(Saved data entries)
::::::::
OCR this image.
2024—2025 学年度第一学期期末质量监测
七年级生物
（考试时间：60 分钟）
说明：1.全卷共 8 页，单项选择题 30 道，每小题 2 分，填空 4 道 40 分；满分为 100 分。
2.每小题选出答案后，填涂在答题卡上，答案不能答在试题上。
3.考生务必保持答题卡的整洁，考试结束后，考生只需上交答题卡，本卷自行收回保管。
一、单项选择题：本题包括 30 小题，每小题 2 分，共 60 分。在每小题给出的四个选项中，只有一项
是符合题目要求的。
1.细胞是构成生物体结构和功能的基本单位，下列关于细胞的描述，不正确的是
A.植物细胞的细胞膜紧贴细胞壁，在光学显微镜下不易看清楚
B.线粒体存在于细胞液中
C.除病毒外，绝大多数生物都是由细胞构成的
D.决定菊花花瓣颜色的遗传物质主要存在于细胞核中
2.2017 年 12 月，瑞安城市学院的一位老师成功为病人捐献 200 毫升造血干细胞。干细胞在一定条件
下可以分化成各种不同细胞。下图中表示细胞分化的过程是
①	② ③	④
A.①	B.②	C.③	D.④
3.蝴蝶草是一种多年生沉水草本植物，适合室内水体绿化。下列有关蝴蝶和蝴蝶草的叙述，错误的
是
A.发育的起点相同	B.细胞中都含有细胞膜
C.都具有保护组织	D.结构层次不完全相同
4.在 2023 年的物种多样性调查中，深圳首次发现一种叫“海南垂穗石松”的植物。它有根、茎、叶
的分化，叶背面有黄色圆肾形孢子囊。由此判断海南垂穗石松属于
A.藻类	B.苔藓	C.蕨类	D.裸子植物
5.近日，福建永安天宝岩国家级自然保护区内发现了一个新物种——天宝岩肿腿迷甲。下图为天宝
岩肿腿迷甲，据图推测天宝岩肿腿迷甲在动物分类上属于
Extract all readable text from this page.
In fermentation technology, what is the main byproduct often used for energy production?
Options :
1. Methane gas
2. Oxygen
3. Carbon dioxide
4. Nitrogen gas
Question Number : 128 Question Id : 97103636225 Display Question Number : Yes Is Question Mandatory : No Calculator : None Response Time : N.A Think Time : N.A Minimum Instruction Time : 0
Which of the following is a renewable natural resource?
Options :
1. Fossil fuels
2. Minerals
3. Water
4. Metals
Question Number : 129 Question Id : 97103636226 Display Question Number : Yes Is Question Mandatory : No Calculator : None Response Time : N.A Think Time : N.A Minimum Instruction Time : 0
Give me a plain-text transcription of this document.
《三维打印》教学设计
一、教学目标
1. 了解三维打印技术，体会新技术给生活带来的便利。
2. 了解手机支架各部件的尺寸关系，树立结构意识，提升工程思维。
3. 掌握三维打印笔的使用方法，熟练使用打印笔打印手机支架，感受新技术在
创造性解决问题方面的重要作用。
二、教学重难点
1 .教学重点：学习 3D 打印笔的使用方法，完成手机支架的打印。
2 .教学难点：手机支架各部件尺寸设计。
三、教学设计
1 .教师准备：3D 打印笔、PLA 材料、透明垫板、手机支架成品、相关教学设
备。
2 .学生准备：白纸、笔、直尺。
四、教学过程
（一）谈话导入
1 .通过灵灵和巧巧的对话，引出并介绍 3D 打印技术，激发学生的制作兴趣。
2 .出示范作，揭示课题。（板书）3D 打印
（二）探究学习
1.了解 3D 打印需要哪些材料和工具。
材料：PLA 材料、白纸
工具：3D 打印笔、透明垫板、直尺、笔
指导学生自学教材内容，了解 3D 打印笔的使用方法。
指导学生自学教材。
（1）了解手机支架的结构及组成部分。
::::::::
* **TASK DESCRIPTION**:
Gather each line of the listing containing the word "this" and show it.

* **EXERCISE RESPONSE**:
OCR this image.
Extract all readable text from this page.
Give me a plain-text transcription of this document.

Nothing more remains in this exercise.